Excerpted records:
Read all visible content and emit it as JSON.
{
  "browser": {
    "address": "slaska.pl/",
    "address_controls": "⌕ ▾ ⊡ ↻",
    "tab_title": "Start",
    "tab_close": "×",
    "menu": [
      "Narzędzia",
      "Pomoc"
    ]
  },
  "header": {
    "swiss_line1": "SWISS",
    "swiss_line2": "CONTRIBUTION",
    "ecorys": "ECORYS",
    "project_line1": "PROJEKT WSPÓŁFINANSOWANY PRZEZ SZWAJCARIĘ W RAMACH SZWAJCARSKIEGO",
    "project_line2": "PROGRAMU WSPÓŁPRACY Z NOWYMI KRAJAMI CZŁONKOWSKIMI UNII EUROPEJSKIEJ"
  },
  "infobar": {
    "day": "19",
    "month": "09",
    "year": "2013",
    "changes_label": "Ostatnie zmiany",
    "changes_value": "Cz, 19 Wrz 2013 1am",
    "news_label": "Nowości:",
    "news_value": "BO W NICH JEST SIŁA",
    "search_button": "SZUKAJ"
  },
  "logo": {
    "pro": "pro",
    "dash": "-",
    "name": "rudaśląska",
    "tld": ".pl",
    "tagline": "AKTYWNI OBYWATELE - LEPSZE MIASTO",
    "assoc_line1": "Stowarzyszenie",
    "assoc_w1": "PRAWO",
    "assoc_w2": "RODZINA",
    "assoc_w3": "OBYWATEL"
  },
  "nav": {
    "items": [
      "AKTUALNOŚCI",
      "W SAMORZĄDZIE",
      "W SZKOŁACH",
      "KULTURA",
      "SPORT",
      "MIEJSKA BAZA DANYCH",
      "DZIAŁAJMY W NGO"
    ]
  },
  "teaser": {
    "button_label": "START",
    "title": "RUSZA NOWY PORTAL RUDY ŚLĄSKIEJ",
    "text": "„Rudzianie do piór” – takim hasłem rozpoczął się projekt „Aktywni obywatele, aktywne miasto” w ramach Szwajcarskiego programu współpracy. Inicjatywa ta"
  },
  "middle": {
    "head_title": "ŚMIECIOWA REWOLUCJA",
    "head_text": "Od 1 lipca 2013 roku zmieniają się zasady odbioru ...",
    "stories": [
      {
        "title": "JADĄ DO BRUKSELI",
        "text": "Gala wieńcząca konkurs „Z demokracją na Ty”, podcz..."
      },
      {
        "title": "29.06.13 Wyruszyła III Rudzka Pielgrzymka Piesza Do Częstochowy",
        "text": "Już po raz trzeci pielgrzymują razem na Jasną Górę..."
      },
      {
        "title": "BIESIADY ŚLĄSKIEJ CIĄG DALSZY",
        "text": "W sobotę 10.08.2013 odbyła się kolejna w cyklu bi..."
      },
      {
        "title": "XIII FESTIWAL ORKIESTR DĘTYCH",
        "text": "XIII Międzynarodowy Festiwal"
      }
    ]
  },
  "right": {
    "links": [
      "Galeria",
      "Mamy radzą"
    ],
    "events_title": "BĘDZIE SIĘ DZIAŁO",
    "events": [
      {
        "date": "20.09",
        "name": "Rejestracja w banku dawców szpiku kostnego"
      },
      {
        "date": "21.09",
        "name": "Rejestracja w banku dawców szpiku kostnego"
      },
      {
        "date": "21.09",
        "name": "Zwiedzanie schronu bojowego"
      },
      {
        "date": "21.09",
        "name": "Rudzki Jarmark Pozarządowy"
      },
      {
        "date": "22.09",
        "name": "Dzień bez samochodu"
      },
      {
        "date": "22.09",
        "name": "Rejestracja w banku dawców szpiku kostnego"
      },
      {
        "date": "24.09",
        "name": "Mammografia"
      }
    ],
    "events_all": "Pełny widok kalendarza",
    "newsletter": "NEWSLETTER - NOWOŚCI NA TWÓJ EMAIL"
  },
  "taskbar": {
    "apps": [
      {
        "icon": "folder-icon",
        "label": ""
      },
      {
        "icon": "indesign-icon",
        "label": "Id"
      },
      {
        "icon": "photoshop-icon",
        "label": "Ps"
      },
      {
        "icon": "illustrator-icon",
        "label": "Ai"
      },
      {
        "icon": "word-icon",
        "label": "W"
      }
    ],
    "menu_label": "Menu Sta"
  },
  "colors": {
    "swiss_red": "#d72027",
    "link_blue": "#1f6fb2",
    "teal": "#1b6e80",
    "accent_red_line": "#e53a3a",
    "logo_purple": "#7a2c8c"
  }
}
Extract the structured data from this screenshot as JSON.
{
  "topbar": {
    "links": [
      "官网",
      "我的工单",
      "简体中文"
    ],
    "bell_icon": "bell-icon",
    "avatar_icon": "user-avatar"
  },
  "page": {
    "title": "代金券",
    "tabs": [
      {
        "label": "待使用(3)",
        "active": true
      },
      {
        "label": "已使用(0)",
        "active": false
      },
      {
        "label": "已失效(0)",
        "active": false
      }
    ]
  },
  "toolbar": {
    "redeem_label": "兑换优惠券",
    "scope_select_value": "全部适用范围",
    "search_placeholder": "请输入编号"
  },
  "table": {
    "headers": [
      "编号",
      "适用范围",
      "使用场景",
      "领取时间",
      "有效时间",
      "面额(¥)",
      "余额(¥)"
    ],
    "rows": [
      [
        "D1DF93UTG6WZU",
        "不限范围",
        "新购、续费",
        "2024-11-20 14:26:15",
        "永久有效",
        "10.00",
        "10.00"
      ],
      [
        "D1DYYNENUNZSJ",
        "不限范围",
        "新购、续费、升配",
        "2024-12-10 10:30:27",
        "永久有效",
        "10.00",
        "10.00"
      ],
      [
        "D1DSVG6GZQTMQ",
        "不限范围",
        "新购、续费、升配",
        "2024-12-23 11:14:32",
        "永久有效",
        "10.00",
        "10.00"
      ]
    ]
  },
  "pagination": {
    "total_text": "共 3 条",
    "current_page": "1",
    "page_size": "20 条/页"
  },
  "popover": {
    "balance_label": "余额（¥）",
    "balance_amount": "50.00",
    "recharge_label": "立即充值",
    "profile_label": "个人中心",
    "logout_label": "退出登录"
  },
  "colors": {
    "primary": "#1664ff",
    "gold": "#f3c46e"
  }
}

Exercise task: All of the material above needs to be copied exactly.

Written solution:
Read all visible content and emit it as JSON.
{
  "browser": {
    "address": "slaska.pl/",
    "address_controls": "⌕ ▾ ⊡ ↻",
    "tab_title": "Start",
    "tab_close": "×",
    "menu": [
      "Narzędzia",
      "Pomoc"
    ]
  },
  "header": {
    "swiss_line1": "SWISS",
    "swiss_line2": "CONTRIBUTION",
    "ecorys": "ECORYS",
    "project_line1": "PROJEKT WSPÓŁFINANSOWANY PRZEZ SZWAJCARIĘ W RAMACH SZWAJCARSKIEGO",
    "project_line2": "PROGRAMU WSPÓŁPRACY Z NOWYMI KRAJAMI CZŁONKOWSKIMI UNII EUROPEJSKIEJ"
  },
  "infobar": {
    "day": "19",
    "month": "09",
    "year": "2013",
    "changes_label": "Ostatnie zmiany",
    "changes_value": "Cz, 19 Wrz 2013 1am",
    "news_label": "Nowości:",
    "news_value": "BO W NICH JEST SIŁA",
    "search_button": "SZUKAJ"
  },
  "logo": {
    "pro": "pro",
    "dash": "-",
    "name": "rudaśląska",
    "tld": ".pl",
    "tagline": "AKTYWNI OBYWATELE - LEPSZE MIASTO",
    "assoc_line1": "Stowarzyszenie",
    "assoc_w1": "PRAWO",
    "assoc_w2": "RODZINA",
    "assoc_w3": "OBYWATEL"
  },
  "nav": {
    "items": [
      "AKTUALNOŚCI",
      "W SAMORZĄDZIE",
      "W SZKOŁACH",
      "KULTURA",
      "SPORT",
      "MIEJSKA BAZA DANYCH",
      "DZIAŁAJMY W NGO"
    ]
  },
  "teaser": {
    "button_label": "START",
    "title": "RUSZA NOWY PORTAL RUDY ŚLĄSKIEJ",
    "text": "„Rudzianie do piór” – takim hasłem rozpoczął się projekt „Aktywni obywatele, aktywne miasto” w ramach Szwajcarskiego programu współpracy. Inicjatywa ta"
  },
  "middle": {
    "head_title": "ŚMIECIOWA REWOLUCJA",
    "head_text": "Od 1 lipca 2013 roku zmieniają się zasady odbioru ...",
    "stories": [
      {
        "title": "JADĄ DO BRUKSELI",
        "text": "Gala wieńcząca konkurs „Z demokracją na Ty”, podcz..."
      },
      {
        "title": "29.06.13 Wyruszyła III Rudzka Pielgrzymka Piesza Do Częstochowy",
        "text": "Już po raz trzeci pielgrzymują razem na Jasną Górę..."
      },
      {
        "title": "BIESIADY ŚLĄSKIEJ CIĄG DALSZY",
        "text": "W sobotę 10.08.2013 odbyła się kolejna w cyklu bi..."
      },
      {
        "title": "XIII FESTIWAL ORKIESTR DĘTYCH",
        "text": "XIII Międzynarodowy Festiwal"
      }
    ]
  },
  "right": {
    "links": [
      "Galeria",
      "Mamy radzą"
    ],
    "events_title": "BĘDZIE SIĘ DZIAŁO",
    "events": [
      {
        "date": "20.09",
        "name": "Rejestracja w banku dawców szpiku kostnego"
      },
      {
        "date": "21.09",
        "name": "Rejestracja w banku dawców szpiku kostnego"
      },
      {
        "date": "21.09",
        "name": "Zwiedzanie schronu bojowego"
      },
      {
        "date": "21.09",
        "name": "Rudzki Jarmark Pozarządowy"
      },
      {
        "date": "22.09",
        "name": "Dzień bez samochodu"
      },
      {
        "date": "22.09",
        "name": "Rejestracja w banku dawców szpiku kostnego"
      },
      {
        "date": "24.09",
        "name": "Mammografia"
      }
    ],
    "events_all": "Pełny widok kalendarza",
    "newsletter": "NEWSLETTER - NOWOŚCI NA TWÓJ EMAIL"
  },
  "taskbar": {
    "apps": [
      {
        "icon": "folder-icon",
        "label": ""
      },
      {
        "icon": "indesign-icon",
        "label": "Id"
      },
      {
        "icon": "photoshop-icon",
        "label": "Ps"
      },
      {
        "icon": "illustrator-icon",
        "label": "Ai"
      },
      {
        "icon": "word-icon",
        "label": "W"
      }
    ],
    "menu_label": "Menu Sta"
  },
  "colors": {
    "swiss_red": "#d72027",
    "link_blue": "#1f6fb2",
    "teal": "#1b6e80",
    "accent_red_line": "#e53a3a",
    "logo_purple": "#7a2c8c"
  }
}
Extract the structured data from this screenshot as JSON.
{
  "topbar": {
    "links": [
      "官网",
      "我的工单",
      "简体中文"
    ],
    "bell_icon": "bell-icon",
    "avatar_icon": "user-avatar"
  },
  "page": {
    "title": "代金券",
    "tabs": [
      {
        "label": "待使用(3)",
        "active": true
      },
      {
        "label": "已使用(0)",
        "active": false
      },
      {
        "label": "已失效(0)",
        "active": false
      }
    ]
  },
  "toolbar": {
    "redeem_label": "兑换优惠券",
    "scope_select_value": "全部适用范围",
    "search_placeholder": "请输入编号"
  },
  "table": {
    "headers": [
      "编号",
      "适用范围",
      "使用场景",
      "领取时间",
      "有效时间",
      "面额(¥)",
      "余额(¥)"
    ],
    "rows": [
      [
        "D1DF93UTG6WZU",
        "不限范围",
        "新购、续费",
        "2024-11-20 14:26:15",
        "永久有效",
        "10.00",
        "10.00"
      ],
      [
        "D1DYYNENUNZSJ",
        "不限范围",
        "新购、续费、升配",
        "2024-12-10 10:30:27",
        "永久有效",
        "10.00",
        "10.00"
      ],
      [
        "D1DSVG6GZQTMQ",
        "不限范围",
        "新购、续费、升配",
        "2024-12-23 11:14:32",
        "永久有效",
        "10.00",
        "10.00"
      ]
    ]
  },
  "pagination": {
    "total_text": "共 3 条",
    "current_page": "1",
    "page_size": "20 条/页"
  },
  "popover": {
    "balance_label": "余额（¥）",
    "balance_amount": "50.00",
    "recharge_label": "立即充值",
    "profile_label": "个人中心",
    "logout_label": "退出登录"
  },
  "colors": {
    "primary": "#1664ff",
    "gold": "#f3c46e"
  }
}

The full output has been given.